* **Problems and tasks**:
1. In the Wnt signaling abstract, which Wnt molecule showed markedly decreased mRNA expression in glioma relative to non-tumor tissue?
2. From the Wnt signaling abstract, reproduce word for word the passage starting at "Literature DB >>" and ending at "Yu2,3, Xiuping Zhou2,3.".
3. Condense the paragraph of the Wnt signaling abstract that begins "Wnt signaling has been identified" into a bulleted list that keeps its main findings.

Literature DB >> 29387236

Expression profile and clinical significance of Wnt signaling in human gliomas.

Hao Zhang1, Yanhua Qi1, Decheng Geng1, Yi Shi1, Xu Wang1, Rutong Yu2,3, Xiuping Zhou2,3.   

Abstract

Wnt signaling has been identified as a critical regulator of human tumor development in vitro. However, there remains a lack of studies systematically examining the expression pattern and clinical relevance of the core molecules of Wnt signaling in glioma tissues. In the present study, it was identified that the mRNA expression levels of Wnt3a and 5a, and their receptors frizzled 2, 6 and 7 increased, whereas Wnt7b was markedly decreased in glioma relative to non-tumor tissue. The mRNA levels of β-catenin, adenomatous polyposis coli gene product, glycogen synthase kinase 3β (GSK3β) and AXIN1 and its target genes cyclin D1 and AXIN2 did not differ. Similarly, the protein levels of Wnt2b, 3a and 5a were increased in gliomas, while β-catenin, GSK3β and cyclin D1 were not. Furthermore, based on data from the R2: Genomics Analysis and Visualization Platform, the expression of Wnt2b and 5a, and frizzled 2, 6 and 7 were highly associated with the prognosis of patients with glioma. Taken together, the results of the present study demonstrate that β-catenin is not upregulated in gliomas and that the Wnt signaling pathway may promote glioma development via noncanonical or alternative pathways.

* **Dataset entries**:
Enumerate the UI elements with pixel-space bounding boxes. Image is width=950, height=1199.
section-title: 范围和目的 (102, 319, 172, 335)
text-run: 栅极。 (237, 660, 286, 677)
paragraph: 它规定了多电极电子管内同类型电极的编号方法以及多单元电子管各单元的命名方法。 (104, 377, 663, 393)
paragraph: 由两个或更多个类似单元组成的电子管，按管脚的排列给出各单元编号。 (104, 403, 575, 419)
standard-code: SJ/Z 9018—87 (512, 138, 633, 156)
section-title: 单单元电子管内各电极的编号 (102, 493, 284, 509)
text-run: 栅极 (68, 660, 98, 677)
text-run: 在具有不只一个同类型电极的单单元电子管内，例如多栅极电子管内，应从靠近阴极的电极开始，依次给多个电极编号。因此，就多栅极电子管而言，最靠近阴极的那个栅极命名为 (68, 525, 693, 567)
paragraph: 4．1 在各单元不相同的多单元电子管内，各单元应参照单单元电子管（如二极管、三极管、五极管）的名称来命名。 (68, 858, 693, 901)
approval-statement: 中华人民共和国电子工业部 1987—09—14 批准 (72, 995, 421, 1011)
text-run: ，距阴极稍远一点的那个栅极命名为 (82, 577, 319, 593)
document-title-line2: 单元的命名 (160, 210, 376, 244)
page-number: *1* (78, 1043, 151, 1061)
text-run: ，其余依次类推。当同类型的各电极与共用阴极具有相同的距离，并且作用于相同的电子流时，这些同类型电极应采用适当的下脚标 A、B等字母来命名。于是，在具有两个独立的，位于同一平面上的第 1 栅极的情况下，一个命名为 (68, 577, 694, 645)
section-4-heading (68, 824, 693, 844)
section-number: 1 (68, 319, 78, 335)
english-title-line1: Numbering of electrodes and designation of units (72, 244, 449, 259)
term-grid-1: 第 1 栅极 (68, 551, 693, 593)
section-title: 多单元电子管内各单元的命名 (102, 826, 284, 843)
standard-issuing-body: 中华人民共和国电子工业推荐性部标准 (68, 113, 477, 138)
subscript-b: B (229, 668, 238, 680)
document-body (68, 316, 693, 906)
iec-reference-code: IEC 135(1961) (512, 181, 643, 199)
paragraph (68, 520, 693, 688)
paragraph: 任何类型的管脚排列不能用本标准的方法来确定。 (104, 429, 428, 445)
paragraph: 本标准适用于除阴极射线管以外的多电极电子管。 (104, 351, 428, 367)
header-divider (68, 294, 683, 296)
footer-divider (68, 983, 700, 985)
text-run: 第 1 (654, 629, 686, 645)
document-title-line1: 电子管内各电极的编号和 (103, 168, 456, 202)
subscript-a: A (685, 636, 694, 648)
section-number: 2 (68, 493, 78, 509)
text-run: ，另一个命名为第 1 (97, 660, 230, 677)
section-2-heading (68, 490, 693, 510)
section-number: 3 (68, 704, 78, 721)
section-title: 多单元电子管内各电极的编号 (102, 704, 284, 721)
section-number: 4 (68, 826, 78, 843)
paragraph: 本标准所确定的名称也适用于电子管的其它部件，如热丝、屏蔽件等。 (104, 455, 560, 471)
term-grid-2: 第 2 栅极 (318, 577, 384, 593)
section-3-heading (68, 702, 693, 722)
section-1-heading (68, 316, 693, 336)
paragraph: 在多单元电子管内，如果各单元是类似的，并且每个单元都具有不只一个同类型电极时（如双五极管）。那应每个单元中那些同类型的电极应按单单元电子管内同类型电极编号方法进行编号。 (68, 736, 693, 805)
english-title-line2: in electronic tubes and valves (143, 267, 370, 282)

* **Answers to the exercises**:
1. Wnt7b

2.
Literature DB >> 29387236

Expression profile and clinical significance of Wnt signaling in human gliomas.

Hao Zhang1, Yanhua Qi1, Decheng Geng1, Yi Shi1, Xu Wang1, Rutong Yu2,3, Xiuping Zhou2,3.

3.
- Wnt signaling is a known critical regulator of human tumor development in vitro, but the expression pattern and clinical relevance of its core molecules in glioma tissues have not been systematically studied.
- In glioma relative to non-tumor tissue, mRNA levels of Wnt3a, Wnt5a and frizzled 2, 6 and 7 increased, while Wnt7b decreased markedly.
- mRNA levels of β-catenin, the adenomatous polyposis coli gene product, GSK3β, AXIN1, cyclin D1 and AXIN2 did not differ.
- Protein levels of Wnt2b, 3a and 5a increased in gliomas. β-catenin, GSK3β and cyclin D1 did not.
- Data from the R2: Genomics Analysis and Visualization Platform showed that expression of Wnt2b, Wnt5a and frizzled 2, 6 and 7 was highly associated with patient prognosis.
- Conclusion: β-catenin is not upregulated in gliomas, and Wnt signaling may promote glioma development via noncanonical or alternative pathways.